Stored entries:
----------------------------------------
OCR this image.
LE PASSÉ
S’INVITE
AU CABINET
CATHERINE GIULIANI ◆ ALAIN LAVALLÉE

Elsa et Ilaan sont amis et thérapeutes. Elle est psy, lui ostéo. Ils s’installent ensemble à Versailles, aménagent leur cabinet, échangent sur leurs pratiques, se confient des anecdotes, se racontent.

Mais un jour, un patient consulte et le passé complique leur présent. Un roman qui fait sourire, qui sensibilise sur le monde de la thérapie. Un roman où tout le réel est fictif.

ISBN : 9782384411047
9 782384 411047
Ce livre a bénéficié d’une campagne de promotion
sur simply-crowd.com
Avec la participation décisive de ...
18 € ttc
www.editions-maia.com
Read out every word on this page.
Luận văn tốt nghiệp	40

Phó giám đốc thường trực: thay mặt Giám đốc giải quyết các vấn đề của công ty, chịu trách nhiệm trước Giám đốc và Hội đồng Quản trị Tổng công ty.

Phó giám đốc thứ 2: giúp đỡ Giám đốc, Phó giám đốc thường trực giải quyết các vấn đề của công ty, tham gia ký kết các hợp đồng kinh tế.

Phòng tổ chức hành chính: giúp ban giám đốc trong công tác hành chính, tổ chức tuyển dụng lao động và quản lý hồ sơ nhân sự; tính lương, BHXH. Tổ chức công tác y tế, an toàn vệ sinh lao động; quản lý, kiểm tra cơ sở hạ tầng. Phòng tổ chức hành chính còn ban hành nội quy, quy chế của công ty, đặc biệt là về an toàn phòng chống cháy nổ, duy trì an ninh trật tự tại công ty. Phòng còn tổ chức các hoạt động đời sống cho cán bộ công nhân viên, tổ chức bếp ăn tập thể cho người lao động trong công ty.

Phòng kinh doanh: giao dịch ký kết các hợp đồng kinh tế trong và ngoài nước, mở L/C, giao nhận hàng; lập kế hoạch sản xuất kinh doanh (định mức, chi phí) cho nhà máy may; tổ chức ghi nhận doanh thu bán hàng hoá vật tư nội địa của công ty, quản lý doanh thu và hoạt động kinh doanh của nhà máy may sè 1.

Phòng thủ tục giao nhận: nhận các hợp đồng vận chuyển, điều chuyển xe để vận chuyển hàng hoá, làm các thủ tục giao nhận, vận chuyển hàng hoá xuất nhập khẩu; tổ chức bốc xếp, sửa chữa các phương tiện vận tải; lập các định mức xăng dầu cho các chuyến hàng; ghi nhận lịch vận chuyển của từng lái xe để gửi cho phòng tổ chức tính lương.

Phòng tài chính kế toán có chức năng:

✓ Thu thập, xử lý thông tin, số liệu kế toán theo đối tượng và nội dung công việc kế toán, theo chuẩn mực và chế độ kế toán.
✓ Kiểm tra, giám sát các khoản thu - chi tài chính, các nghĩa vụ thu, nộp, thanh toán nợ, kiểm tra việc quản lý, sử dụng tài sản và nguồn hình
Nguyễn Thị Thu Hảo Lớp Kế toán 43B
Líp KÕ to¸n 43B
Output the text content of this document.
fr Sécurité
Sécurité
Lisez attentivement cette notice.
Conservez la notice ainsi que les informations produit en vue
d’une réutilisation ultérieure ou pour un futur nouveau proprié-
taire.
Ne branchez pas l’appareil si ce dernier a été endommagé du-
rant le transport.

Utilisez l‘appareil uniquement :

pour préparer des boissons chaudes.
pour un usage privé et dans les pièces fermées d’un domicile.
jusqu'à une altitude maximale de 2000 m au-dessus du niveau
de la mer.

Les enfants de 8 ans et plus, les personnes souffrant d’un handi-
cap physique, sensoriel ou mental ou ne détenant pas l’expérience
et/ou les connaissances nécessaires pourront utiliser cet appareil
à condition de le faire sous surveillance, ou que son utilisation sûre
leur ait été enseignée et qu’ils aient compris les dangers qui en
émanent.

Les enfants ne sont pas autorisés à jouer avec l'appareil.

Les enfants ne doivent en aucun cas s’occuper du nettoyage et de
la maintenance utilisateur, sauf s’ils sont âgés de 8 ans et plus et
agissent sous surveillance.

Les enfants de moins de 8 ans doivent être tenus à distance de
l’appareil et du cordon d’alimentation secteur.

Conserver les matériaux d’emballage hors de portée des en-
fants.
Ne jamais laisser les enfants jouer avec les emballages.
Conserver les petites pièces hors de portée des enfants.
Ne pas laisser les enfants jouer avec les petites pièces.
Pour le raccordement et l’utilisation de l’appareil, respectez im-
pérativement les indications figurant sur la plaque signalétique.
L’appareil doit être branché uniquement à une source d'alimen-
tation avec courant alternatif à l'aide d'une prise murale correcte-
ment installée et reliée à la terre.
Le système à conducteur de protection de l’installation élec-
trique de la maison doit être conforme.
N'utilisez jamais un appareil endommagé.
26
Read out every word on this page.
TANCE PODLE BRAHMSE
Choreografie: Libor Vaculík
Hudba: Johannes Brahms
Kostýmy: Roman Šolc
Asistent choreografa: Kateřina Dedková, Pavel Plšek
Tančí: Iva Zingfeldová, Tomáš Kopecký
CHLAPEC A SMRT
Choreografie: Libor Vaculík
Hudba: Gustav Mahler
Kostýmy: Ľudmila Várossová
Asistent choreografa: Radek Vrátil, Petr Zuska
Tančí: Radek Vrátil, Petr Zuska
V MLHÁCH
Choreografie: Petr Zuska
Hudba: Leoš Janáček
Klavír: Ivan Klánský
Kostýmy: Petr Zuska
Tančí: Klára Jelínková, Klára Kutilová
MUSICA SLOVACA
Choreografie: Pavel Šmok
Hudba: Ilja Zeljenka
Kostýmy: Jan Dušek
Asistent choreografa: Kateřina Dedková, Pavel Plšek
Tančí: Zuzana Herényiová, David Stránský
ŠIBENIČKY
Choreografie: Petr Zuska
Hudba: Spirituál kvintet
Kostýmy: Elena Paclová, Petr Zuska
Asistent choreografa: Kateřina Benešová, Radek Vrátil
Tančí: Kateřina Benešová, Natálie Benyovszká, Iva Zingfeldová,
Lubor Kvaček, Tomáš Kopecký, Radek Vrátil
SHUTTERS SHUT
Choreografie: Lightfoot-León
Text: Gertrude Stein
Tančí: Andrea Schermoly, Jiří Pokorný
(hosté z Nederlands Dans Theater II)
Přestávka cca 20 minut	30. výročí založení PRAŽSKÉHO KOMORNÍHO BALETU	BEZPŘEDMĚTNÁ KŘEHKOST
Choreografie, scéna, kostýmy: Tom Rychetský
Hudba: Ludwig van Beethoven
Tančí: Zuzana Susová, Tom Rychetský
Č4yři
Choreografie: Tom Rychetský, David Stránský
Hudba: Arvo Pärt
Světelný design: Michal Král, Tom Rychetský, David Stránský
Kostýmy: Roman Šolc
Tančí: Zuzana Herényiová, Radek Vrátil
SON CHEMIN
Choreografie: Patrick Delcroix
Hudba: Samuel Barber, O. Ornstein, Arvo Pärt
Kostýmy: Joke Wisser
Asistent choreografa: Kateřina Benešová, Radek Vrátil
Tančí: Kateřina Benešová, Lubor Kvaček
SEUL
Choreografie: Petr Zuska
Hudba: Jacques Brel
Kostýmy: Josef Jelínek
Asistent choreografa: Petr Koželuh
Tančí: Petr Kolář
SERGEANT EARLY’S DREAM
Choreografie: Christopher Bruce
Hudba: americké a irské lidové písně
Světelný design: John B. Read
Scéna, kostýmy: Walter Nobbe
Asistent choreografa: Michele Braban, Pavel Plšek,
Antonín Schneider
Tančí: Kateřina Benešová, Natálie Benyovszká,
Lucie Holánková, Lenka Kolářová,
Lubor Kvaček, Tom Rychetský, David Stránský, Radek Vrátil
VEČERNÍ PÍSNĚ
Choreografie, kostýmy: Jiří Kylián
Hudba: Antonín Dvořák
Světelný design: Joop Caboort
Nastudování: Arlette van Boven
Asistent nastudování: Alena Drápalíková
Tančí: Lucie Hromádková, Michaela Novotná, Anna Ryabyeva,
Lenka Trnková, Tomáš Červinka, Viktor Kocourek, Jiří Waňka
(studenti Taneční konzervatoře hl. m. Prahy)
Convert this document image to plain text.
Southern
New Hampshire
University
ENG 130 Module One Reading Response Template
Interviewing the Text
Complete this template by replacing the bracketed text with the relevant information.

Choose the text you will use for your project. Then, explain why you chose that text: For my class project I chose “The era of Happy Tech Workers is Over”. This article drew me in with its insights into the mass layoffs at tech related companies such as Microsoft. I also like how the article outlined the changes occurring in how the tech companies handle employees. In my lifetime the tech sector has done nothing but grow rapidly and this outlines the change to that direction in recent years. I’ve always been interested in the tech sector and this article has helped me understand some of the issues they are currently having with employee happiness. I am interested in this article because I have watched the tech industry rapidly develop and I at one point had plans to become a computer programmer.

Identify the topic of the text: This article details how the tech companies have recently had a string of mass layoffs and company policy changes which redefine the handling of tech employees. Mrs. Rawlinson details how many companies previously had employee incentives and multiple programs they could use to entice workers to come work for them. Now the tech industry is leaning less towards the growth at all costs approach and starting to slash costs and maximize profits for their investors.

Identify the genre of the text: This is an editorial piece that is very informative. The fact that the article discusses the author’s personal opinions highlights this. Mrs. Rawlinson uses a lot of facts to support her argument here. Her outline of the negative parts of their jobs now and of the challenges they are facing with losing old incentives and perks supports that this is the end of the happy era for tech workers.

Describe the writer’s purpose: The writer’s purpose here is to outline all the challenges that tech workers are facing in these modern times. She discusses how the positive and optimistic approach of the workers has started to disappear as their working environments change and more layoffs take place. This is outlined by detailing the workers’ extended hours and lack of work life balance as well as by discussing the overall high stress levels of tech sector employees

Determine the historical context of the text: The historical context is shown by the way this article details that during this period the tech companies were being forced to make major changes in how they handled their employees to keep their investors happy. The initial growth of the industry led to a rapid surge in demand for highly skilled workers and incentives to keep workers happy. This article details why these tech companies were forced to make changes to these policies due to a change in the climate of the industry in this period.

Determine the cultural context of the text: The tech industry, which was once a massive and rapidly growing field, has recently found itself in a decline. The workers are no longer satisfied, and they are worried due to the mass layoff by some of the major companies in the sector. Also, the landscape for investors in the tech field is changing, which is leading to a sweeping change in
----------------------------------------
▶ **What the task asks**
Gather and return every line that holds the string "Asistent".

▶ **Written response**
Asistent choreografa: Kateřina Dedková, Pavel Plšek
Asistent choreografa: Radek Vrátil, Petr Zuska
Asistent choreografa: Kateřina Dedková, Pavel Plšek
Asistent choreografa: Kateřina Benešová, Radek Vrátil
Asistent choreografa: Kateřina Benešová, Radek Vrátil
Asistent choreografa: Petr Koželuh
Asistent choreografa: Michele Braban, Pavel Plšek,
Asistent nastudování: Alena Drápalíková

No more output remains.